◆ Task goal ◆
Print the records below exactly as they appear.

======== Information supplied

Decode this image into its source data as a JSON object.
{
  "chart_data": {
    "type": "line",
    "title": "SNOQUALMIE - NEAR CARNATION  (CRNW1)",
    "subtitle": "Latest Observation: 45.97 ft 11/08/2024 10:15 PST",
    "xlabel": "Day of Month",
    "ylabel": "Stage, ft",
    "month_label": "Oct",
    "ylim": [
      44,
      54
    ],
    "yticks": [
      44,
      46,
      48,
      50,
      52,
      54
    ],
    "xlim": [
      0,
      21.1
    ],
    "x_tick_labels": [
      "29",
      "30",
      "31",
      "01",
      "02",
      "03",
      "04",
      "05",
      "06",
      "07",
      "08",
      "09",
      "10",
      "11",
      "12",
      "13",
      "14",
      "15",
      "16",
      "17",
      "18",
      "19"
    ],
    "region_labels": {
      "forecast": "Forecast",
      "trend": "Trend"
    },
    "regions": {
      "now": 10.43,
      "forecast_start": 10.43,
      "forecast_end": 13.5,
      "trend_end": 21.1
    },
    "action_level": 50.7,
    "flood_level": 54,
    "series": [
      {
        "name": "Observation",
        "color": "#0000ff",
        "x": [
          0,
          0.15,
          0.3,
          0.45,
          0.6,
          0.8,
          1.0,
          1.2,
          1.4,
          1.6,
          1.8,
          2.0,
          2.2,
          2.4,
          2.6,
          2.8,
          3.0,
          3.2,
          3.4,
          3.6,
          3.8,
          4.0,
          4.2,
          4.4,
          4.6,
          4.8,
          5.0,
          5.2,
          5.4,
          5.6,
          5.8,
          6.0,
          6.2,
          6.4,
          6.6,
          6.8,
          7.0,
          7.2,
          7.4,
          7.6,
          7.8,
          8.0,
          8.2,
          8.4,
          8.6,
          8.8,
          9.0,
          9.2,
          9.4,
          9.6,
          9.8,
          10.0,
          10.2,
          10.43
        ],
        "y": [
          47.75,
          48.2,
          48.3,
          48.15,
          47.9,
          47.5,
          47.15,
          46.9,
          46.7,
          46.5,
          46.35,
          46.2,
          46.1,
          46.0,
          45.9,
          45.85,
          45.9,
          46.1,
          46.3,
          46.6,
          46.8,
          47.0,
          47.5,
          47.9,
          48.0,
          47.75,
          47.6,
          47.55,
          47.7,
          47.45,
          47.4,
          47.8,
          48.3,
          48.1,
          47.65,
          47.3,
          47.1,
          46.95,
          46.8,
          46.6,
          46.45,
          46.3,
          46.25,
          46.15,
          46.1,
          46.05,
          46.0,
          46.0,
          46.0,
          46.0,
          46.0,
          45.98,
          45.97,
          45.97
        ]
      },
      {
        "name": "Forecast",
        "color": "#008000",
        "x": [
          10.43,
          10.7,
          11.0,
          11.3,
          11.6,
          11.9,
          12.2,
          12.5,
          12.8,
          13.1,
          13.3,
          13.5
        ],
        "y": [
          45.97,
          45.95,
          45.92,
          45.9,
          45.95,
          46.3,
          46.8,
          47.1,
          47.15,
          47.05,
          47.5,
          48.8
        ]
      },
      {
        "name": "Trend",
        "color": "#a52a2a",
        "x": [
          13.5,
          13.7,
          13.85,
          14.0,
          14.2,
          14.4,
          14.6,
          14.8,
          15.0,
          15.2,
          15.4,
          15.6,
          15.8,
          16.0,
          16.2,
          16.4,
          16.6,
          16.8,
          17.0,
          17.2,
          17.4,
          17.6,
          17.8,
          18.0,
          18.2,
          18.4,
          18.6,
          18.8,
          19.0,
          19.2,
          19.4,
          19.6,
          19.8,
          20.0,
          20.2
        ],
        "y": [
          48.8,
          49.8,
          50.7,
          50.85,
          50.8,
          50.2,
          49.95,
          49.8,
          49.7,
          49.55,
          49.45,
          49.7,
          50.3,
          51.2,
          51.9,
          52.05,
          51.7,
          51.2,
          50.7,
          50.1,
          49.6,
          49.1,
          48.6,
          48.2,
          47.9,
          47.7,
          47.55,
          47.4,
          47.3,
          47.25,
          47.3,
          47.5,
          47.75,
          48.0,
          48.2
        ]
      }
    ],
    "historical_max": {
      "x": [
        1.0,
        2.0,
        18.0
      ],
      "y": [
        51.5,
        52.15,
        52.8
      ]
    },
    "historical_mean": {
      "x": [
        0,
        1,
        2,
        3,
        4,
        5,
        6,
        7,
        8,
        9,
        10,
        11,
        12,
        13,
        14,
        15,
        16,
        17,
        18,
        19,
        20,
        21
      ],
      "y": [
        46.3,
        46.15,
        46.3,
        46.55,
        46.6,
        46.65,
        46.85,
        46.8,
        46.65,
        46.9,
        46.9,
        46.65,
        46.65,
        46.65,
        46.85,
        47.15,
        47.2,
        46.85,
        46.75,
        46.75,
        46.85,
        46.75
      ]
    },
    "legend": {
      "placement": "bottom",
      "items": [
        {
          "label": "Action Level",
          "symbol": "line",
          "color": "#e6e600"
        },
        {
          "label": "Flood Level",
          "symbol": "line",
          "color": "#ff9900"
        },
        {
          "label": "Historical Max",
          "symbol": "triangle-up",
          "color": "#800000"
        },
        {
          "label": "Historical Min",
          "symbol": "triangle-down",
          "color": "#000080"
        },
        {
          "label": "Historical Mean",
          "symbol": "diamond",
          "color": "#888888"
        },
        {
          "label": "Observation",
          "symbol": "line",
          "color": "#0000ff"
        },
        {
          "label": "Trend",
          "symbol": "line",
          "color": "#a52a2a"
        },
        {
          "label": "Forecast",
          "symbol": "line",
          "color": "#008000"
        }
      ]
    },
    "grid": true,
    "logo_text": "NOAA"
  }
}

================

◆ Solution for this problem ◆
Decode this image into its source data as a JSON object.
{
  "chart_data": {
    "type": "line",
    "title": "SNOQUALMIE - NEAR CARNATION  (CRNW1)",
    "subtitle": "Latest Observation: 45.97 ft 11/08/2024 10:15 PST",
    "xlabel": "Day of Month",
    "ylabel": "Stage, ft",
    "month_label": "Oct",
    "ylim": [
      44,
      54
    ],
    "yticks": [
      44,
      46,
      48,
      50,
      52,
      54
    ],
    "xlim": [
      0,
      21.1
    ],
    "x_tick_labels": [
      "29",
      "30",
      "31",
      "01",
      "02",
      "03",
      "04",
      "05",
      "06",
      "07",
      "08",
      "09",
      "10",
      "11",
      "12",
      "13",
      "14",
      "15",
      "16",
      "17",
      "18",
      "19"
    ],
    "region_labels": {
      "forecast": "Forecast",
      "trend": "Trend"
    },
    "regions": {
      "now": 10.43,
      "forecast_start": 10.43,
      "forecast_end": 13.5,
      "trend_end": 21.1
    },
    "action_level": 50.7,
    "flood_level": 54,
    "series": [
      {
        "name": "Observation",
        "color": "#0000ff",
        "x": [
          0,
          0.15,
          0.3,
          0.45,
          0.6,
          0.8,
          1.0,
          1.2,
          1.4,
          1.6,
          1.8,
          2.0,
          2.2,
          2.4,
          2.6,
          2.8,
          3.0,
          3.2,
          3.4,
          3.6,
          3.8,
          4.0,
          4.2,
          4.4,
          4.6,
          4.8,
          5.0,
          5.2,
          5.4,
          5.6,
          5.8,
          6.0,
          6.2,
          6.4,
          6.6,
          6.8,
          7.0,
          7.2,
          7.4,
          7.6,
          7.8,
          8.0,
          8.2,
          8.4,
          8.6,
          8.8,
          9.0,
          9.2,
          9.4,
          9.6,
          9.8,
          10.0,
          10.2,
          10.43
        ],
        "y": [
          47.75,
          48.2,
          48.3,
          48.15,
          47.9,
          47.5,
          47.15,
          46.9,
          46.7,
          46.5,
          46.35,
          46.2,
          46.1,
          46.0,
          45.9,
          45.85,
          45.9,
          46.1,
          46.3,
          46.6,
          46.8,
          47.0,
          47.5,
          47.9,
          48.0,
          47.75,
          47.6,
          47.55,
          47.7,
          47.45,
          47.4,
          47.8,
          48.3,
          48.1,
          47.65,
          47.3,
          47.1,
          46.95,
          46.8,
          46.6,
          46.45,
          46.3,
          46.25,
          46.15,
          46.1,
          46.05,
          46.0,
          46.0,
          46.0,
          46.0,
          46.0,
          45.98,
          45.97,
          45.97
        ]
      },
      {
        "name": "Forecast",
        "color": "#008000",
        "x": [
          10.43,
          10.7,
          11.0,
          11.3,
          11.6,
          11.9,
          12.2,
          12.5,
          12.8,
          13.1,
          13.3,
          13.5
        ],
        "y": [
          45.97,
          45.95,
          45.92,
          45.9,
          45.95,
          46.3,
          46.8,
          47.1,
          47.15,
          47.05,
          47.5,
          48.8
        ]
      },
      {
        "name": "Trend",
        "color": "#a52a2a",
        "x": [
          13.5,
          13.7,
          13.85,
          14.0,
          14.2,
          14.4,
          14.6,
          14.8,
          15.0,
          15.2,
          15.4,
          15.6,
          15.8,
          16.0,
          16.2,
          16.4,
          16.6,
          16.8,
          17.0,
          17.2,
          17.4,
          17.6,
          17.8,
          18.0,
          18.2,
          18.4,
          18.6,
          18.8,
          19.0,
          19.2,
          19.4,
          19.6,
          19.8,
          20.0,
          20.2
        ],
        "y": [
          48.8,
          49.8,
          50.7,
          50.85,
          50.8,
          50.2,
          49.95,
          49.8,
          49.7,
          49.55,
          49.45,
          49.7,
          50.3,
          51.2,
          51.9,
          52.05,
          51.7,
          51.2,
          50.7,
          50.1,
          49.6,
          49.1,
          48.6,
          48.2,
          47.9,
          47.7,
          47.55,
          47.4,
          47.3,
          47.25,
          47.3,
          47.5,
          47.75,
          48.0,
          48.2
        ]
      }
    ],
    "historical_max": {
      "x": [
        1.0,
        2.0,
        18.0
      ],
      "y": [
        51.5,
        52.15,
        52.8
      ]
    },
    "historical_mean": {
      "x": [
        0,
        1,
        2,
        3,
        4,
        5,
        6,
        7,
        8,
        9,
        10,
        11,
        12,
        13,
        14,
        15,
        16,
        17,
        18,
        19,
        20,
        21
      ],
      "y": [
        46.3,
        46.15,
        46.3,
        46.55,
        46.6,
        46.65,
        46.85,
        46.8,
        46.65,
        46.9,
        46.9,
        46.65,
        46.65,
        46.65,
        46.85,
        47.15,
        47.2,
        46.85,
        46.75,
        46.75,
        46.85,
        46.75
      ]
    },
    "legend": {
      "placement": "bottom",
      "items": [
        {
          "label": "Action Level",
          "symbol": "line",
          "color": "#e6e600"
        },
        {
          "label": "Flood Level",
          "symbol": "line",
          "color": "#ff9900"
        },
        {
          "label": "Historical Max",
          "symbol": "triangle-up",
          "color": "#800000"
        },
        {
          "label": "Historical Min",
          "symbol": "triangle-down",
          "color": "#000080"
        },
        {
          "label": "Historical Mean",
          "symbol": "diamond",
          "color": "#888888"
        },
        {
          "label": "Observation",
          "symbol": "line",
          "color": "#0000ff"
        },
        {
          "label": "Trend",
          "symbol": "line",
          "color": "#a52a2a"
        },
        {
          "label": "Forecast",
          "symbol": "line",
          "color": "#008000"
        }
      ]
    },
    "grid": true,
    "logo_text": "NOAA"
  }
}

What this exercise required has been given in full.